(Data listing)
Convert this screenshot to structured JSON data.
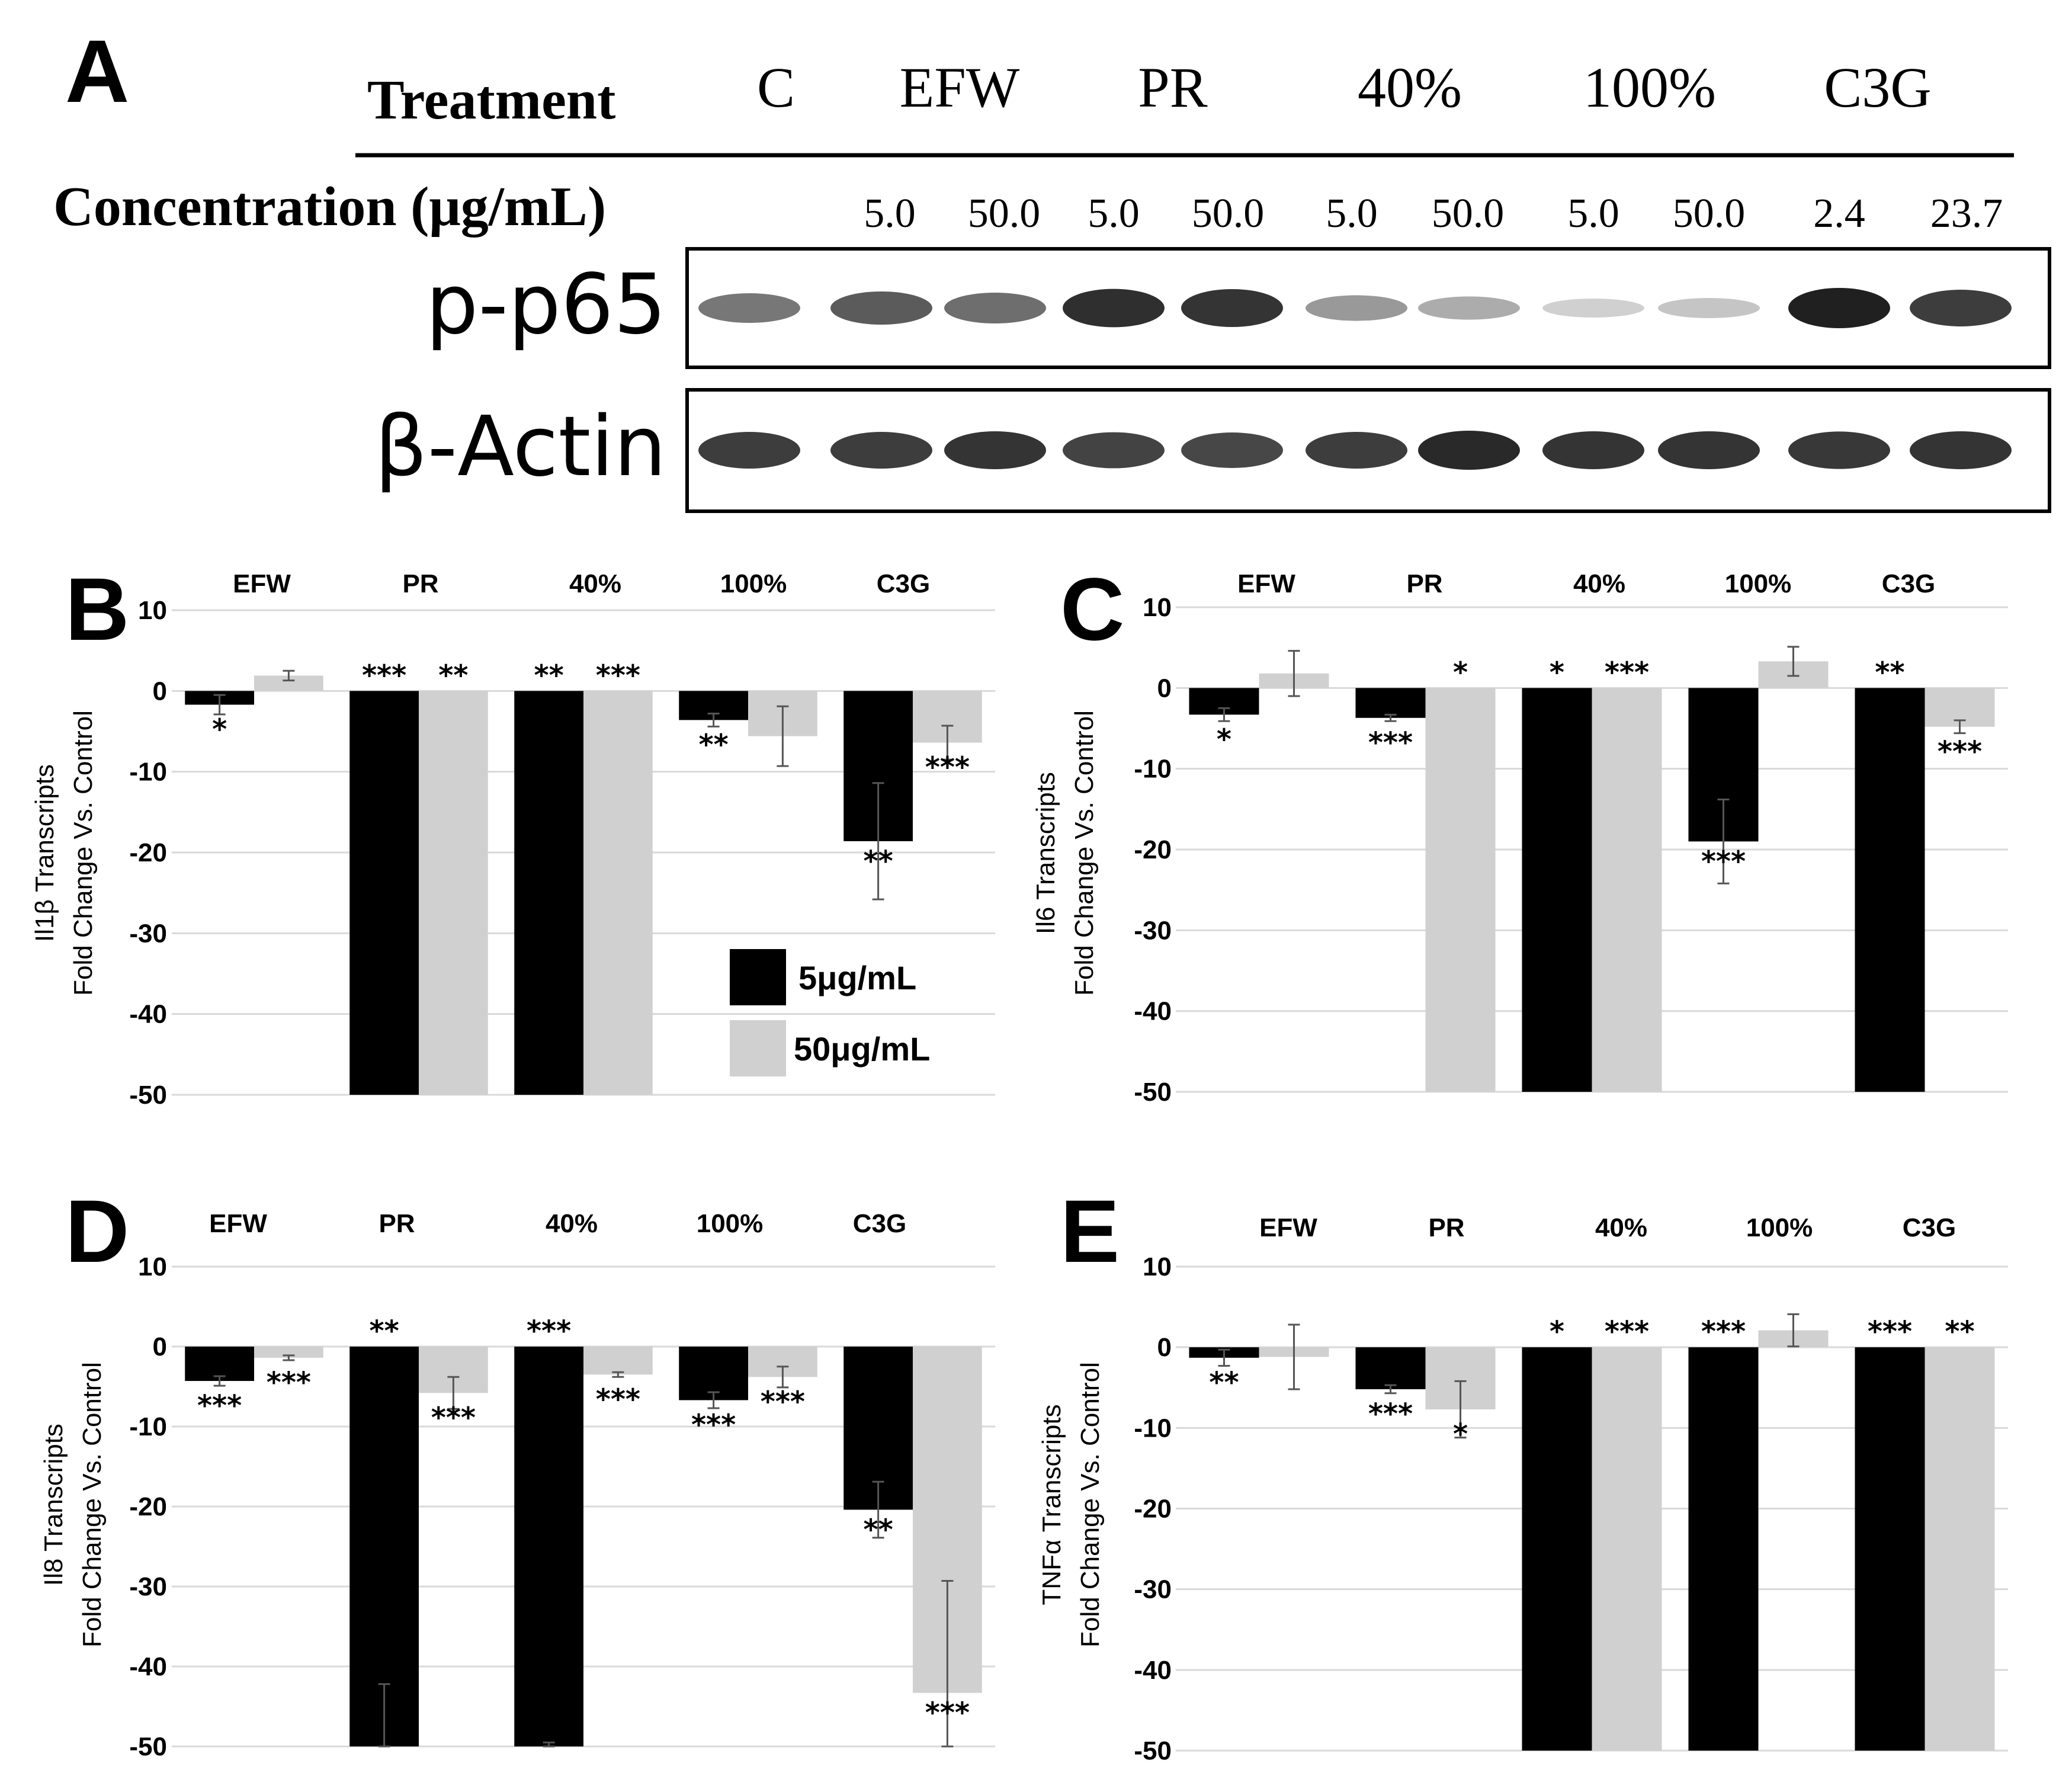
{
  "colors": {
    "dose5": "#000000",
    "dose50": "#d0d0d0",
    "grid": "#d9d9d9",
    "errorbar": "#555555"
  },
  "panelA": {
    "letter": "A",
    "treatment_label": "Treatment",
    "treatments": [
      "C",
      "EFW",
      "PR",
      "40%",
      "100%",
      "C3G"
    ],
    "concentration_label": "Concentration (μg/mL)",
    "concentrations": [
      "5.0",
      "50.0",
      "5.0",
      "50.0",
      "5.0",
      "50.0",
      "5.0",
      "50.0",
      "2.4",
      "23.7"
    ],
    "blots": [
      {
        "label": "p-p65",
        "lane_intensity": [
          0.55,
          0.7,
          0.6,
          0.92,
          0.9,
          0.38,
          0.28,
          0.1,
          0.15,
          1.0,
          0.85
        ]
      },
      {
        "label": "β-Actin",
        "lane_intensity": [
          0.85,
          0.85,
          0.9,
          0.82,
          0.8,
          0.85,
          0.95,
          0.9,
          0.9,
          0.88,
          0.9
        ]
      }
    ]
  },
  "legend": {
    "dose5_label": "5μg/mL",
    "dose50_label": "50μg/mL"
  },
  "chart_data": [
    {
      "letter": "B",
      "type": "bar",
      "categories": [
        "EFW",
        "PR",
        "40%",
        "100%",
        "C3G"
      ],
      "ylabel_line1": "Il1β Transcripts",
      "ylabel_line2": "Fold Change Vs. Control",
      "ylim": [
        -50,
        10
      ],
      "yticks": [
        10,
        0,
        -10,
        -20,
        -30,
        -40,
        -50
      ],
      "grid": true,
      "series": [
        {
          "name": "5μg/mL",
          "values": [
            -1.7,
            -50,
            -50,
            -3.6,
            -18.6
          ],
          "errors": [
            1.2,
            0,
            0,
            0.8,
            7.2
          ],
          "sig": [
            "*",
            "***",
            "**",
            "**",
            "**"
          ]
        },
        {
          "name": "50μg/mL",
          "values": [
            1.9,
            -50,
            -50,
            -5.6,
            -6.4
          ],
          "errors": [
            0.6,
            0,
            0,
            3.7,
            2.1
          ],
          "sig": [
            "",
            "**",
            "***",
            "",
            "***"
          ]
        }
      ]
    },
    {
      "letter": "C",
      "type": "bar",
      "categories": [
        "EFW",
        "PR",
        "40%",
        "100%",
        "C3G"
      ],
      "ylabel_line1": "Il6 Transcripts",
      "ylabel_line2": "Fold Change Vs. Control",
      "ylim": [
        -50,
        10
      ],
      "yticks": [
        10,
        0,
        -10,
        -20,
        -30,
        -40,
        -50
      ],
      "grid": true,
      "series": [
        {
          "name": "5μg/mL",
          "values": [
            -3.3,
            -3.7,
            -50,
            -19,
            -50
          ],
          "errors": [
            0.8,
            0.4,
            0,
            5.2,
            0
          ],
          "sig": [
            "*",
            "***",
            "*",
            "***",
            "**"
          ]
        },
        {
          "name": "50μg/mL",
          "values": [
            1.8,
            -50,
            -50,
            3.3,
            -4.8
          ],
          "errors": [
            2.8,
            0,
            0,
            1.8,
            0.8
          ],
          "sig": [
            "",
            "*",
            "***",
            "",
            "***"
          ]
        }
      ]
    },
    {
      "letter": "D",
      "type": "bar",
      "categories": [
        "EFW",
        "PR",
        "40%",
        "100%",
        "C3G"
      ],
      "ylabel_line1": "Il8 Transcripts",
      "ylabel_line2": "Fold Change Vs. Control",
      "ylim": [
        -50,
        10
      ],
      "yticks": [
        10,
        0,
        -10,
        -20,
        -30,
        -40,
        -50
      ],
      "grid": true,
      "series": [
        {
          "name": "5μg/mL",
          "values": [
            -4.3,
            -50,
            -50,
            -6.7,
            -20.4
          ],
          "errors": [
            0.6,
            7.8,
            0.5,
            1.0,
            3.5
          ],
          "sig": [
            "***",
            "**",
            "***",
            "***",
            "**"
          ]
        },
        {
          "name": "50μg/mL",
          "values": [
            -1.4,
            -5.8,
            -3.5,
            -3.8,
            -43.3
          ],
          "errors": [
            0.3,
            2.0,
            0.3,
            1.3,
            14
          ],
          "sig": [
            "***",
            "***",
            "***",
            "***",
            "***"
          ]
        }
      ]
    },
    {
      "letter": "E",
      "type": "bar",
      "categories": [
        "EFW",
        "PR",
        "40%",
        "100%",
        "C3G"
      ],
      "ylabel_line1": "TNFα Transcripts",
      "ylabel_line2": "Fold Change Vs. Control",
      "ylim": [
        -50,
        10
      ],
      "yticks": [
        10,
        0,
        -10,
        -20,
        -30,
        -40,
        -50
      ],
      "grid": true,
      "series": [
        {
          "name": "5μg/mL",
          "values": [
            -1.3,
            -5.2,
            -50,
            -50,
            -50
          ],
          "errors": [
            1.0,
            0.5,
            0,
            0,
            0
          ],
          "sig": [
            "**",
            "***",
            "*",
            "***",
            "***"
          ]
        },
        {
          "name": "50μg/mL",
          "values": [
            -1.2,
            -7.7,
            -50,
            2.1,
            -50
          ],
          "errors": [
            4.0,
            3.5,
            0,
            2.0,
            0
          ],
          "sig": [
            "",
            "*",
            "***",
            "",
            "**"
          ]
        }
      ]
    }
  ]
}
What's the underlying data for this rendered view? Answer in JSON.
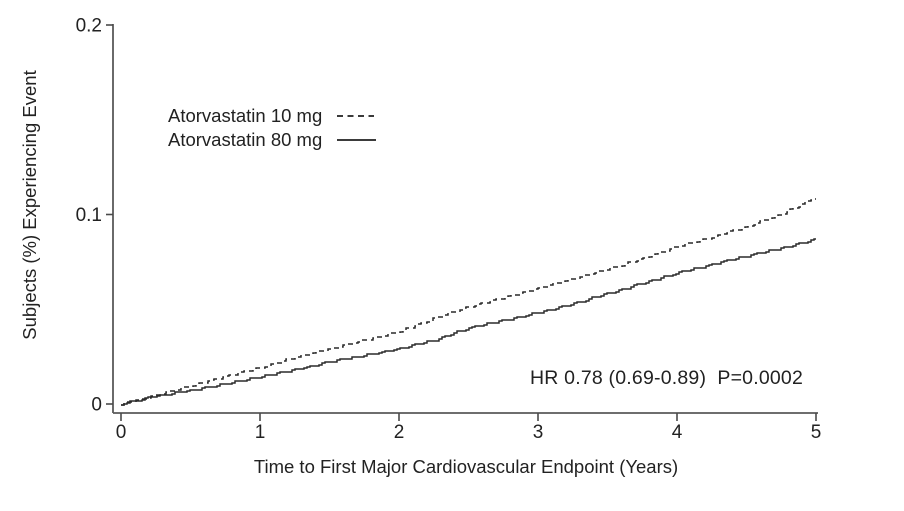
{
  "chart_data": {
    "type": "line",
    "title": "",
    "xlabel": "Time to First Major Cardiovascular Endpoint (Years)",
    "ylabel": "Subjects (%) Experiencing Event",
    "xlim": [
      0,
      5
    ],
    "ylim": [
      0,
      0.2
    ],
    "x_tick_labels": [
      "0",
      "1",
      "2",
      "3",
      "4",
      "5"
    ],
    "x_tick_values": [
      0,
      1,
      2,
      3,
      4,
      5
    ],
    "y_tick_labels": [
      "0",
      "0.1",
      "0.2"
    ],
    "y_tick_values": [
      0,
      0.1,
      0.2
    ],
    "grid": false,
    "legend_position": "inside upper-left",
    "annotation": "HR 0.78 (0.69-0.89)  P=0.0002",
    "x": [
      0,
      0.25,
      0.5,
      0.75,
      1,
      1.25,
      1.5,
      1.75,
      2,
      2.25,
      2.5,
      2.75,
      3,
      3.25,
      3.5,
      3.75,
      4,
      4.25,
      4.5,
      4.75,
      5
    ],
    "series": [
      {
        "name": "Atorvastatin 10 mg",
        "line_style": "dashed",
        "color": "#2a2a2a",
        "values": [
          0,
          0.0045,
          0.0095,
          0.0145,
          0.019,
          0.0245,
          0.029,
          0.0335,
          0.038,
          0.045,
          0.051,
          0.056,
          0.061,
          0.066,
          0.071,
          0.0765,
          0.083,
          0.088,
          0.0935,
          0.1,
          0.109
        ]
      },
      {
        "name": "Atorvastatin 80 mg",
        "line_style": "solid",
        "color": "#2a2a2a",
        "values": [
          0,
          0.004,
          0.007,
          0.0105,
          0.014,
          0.018,
          0.022,
          0.0255,
          0.029,
          0.0335,
          0.04,
          0.044,
          0.048,
          0.053,
          0.058,
          0.0635,
          0.069,
          0.0735,
          0.078,
          0.082,
          0.087
        ]
      }
    ]
  }
}
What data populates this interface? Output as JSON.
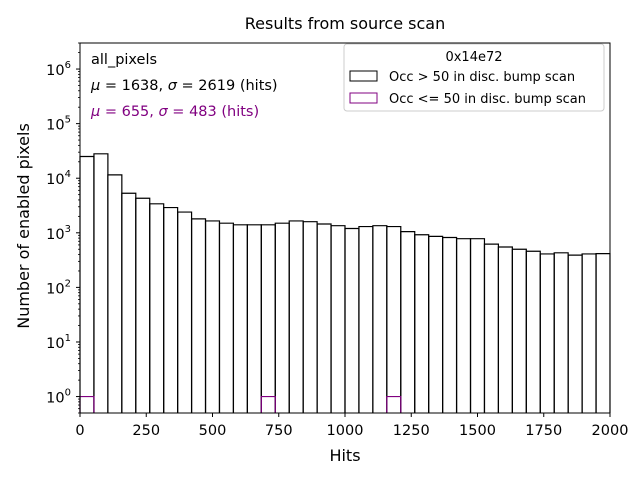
{
  "chart_data": {
    "type": "histogram",
    "title": "Results from source scan",
    "xlabel": "Hits",
    "ylabel": "Number of enabled pixels",
    "xlim": [
      0,
      2000
    ],
    "ylim": [
      0.5,
      3000000
    ],
    "yscale": "log",
    "xticks": [
      0,
      250,
      500,
      750,
      1000,
      1250,
      1500,
      1750,
      2000
    ],
    "xtick_labels": [
      "0",
      "250",
      "500",
      "750",
      "1000",
      "1250",
      "1500",
      "1750",
      "2000"
    ],
    "yticks": [
      1,
      10,
      100,
      1000,
      10000,
      100000,
      1000000
    ],
    "ytick_mantissa": "10",
    "ytick_exponents": [
      "0",
      "1",
      "2",
      "3",
      "4",
      "5",
      "6"
    ],
    "bin_width": 52.63,
    "legend": {
      "title": "0x14e72",
      "placement": "upper right"
    },
    "annotations": {
      "label": "all_pixels",
      "stats_black": {
        "mu_sym": "μ",
        "mu_text": " = 1638, ",
        "sigma_sym": "σ",
        "sigma_text": " = 2619 (hits)"
      },
      "stats_purple": {
        "mu_sym": "μ",
        "mu_text": " = 655, ",
        "sigma_sym": "σ",
        "sigma_text": " = 483 (hits)"
      }
    },
    "series": [
      {
        "name": "Occ > 50 in disc. bump scan",
        "color": "#000000",
        "values": [
          25000,
          28000,
          11500,
          5300,
          4300,
          3400,
          2900,
          2400,
          1800,
          1650,
          1500,
          1400,
          1400,
          1400,
          1500,
          1650,
          1600,
          1450,
          1350,
          1200,
          1300,
          1350,
          1300,
          1050,
          920,
          860,
          820,
          780,
          780,
          620,
          550,
          500,
          460,
          410,
          430,
          390,
          410,
          415
        ]
      },
      {
        "name": "Occ <= 50 in disc. bump scan",
        "color": "#800080",
        "values": [
          1,
          0,
          0,
          0,
          0,
          0,
          0,
          0,
          0,
          0,
          0,
          0,
          0,
          1,
          0,
          0,
          0,
          0,
          0,
          0,
          0,
          0,
          1,
          0,
          0,
          0,
          0,
          0,
          0,
          0,
          0,
          0,
          0,
          0,
          0,
          0,
          0,
          0
        ]
      }
    ]
  }
}
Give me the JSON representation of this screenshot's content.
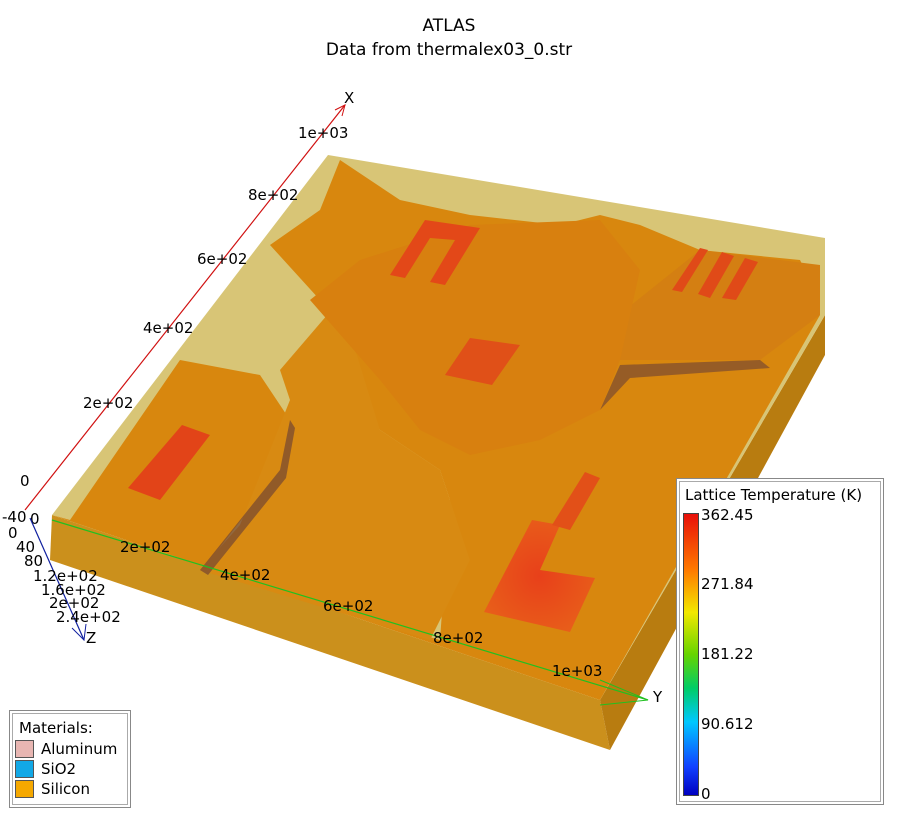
{
  "title": {
    "line1": "ATLAS",
    "line2": "Data from thermalex03_0.str"
  },
  "axes": {
    "x_name": "X",
    "y_name": "Y",
    "z_name": "Z",
    "x_ticks": [
      "1e+03",
      "8e+02",
      "6e+02",
      "4e+02",
      "2e+02",
      "0"
    ],
    "y_ticks": [
      "0",
      "2e+02",
      "4e+02",
      "6e+02",
      "8e+02",
      "1e+03"
    ],
    "z_ticks": [
      "-40",
      "0",
      "40",
      "80",
      "1.2e+02",
      "1.6e+02",
      "2e+02",
      "2.4e+02"
    ]
  },
  "materials": {
    "heading": "Materials:",
    "items": [
      {
        "name": "Aluminum",
        "color": "#e8b6b2"
      },
      {
        "name": "SiO2",
        "color": "#12a8e6"
      },
      {
        "name": "Silicon",
        "color": "#f5a800"
      }
    ]
  },
  "legend": {
    "title": "Lattice Temperature (K)",
    "ticks": [
      "362.45",
      "271.84",
      "181.22",
      "90.612",
      "0"
    ]
  },
  "colors": {
    "silicon": "#d88a12",
    "box_top_edge": "#d9c879",
    "hot_region": "#e0481a",
    "x_axis": "#d01010",
    "y_axis": "#20c020",
    "z_axis": "#1020a0"
  }
}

→ What you have to do
How many lines in the records above contain the word "upper"? Give only the number.

→ Task response
2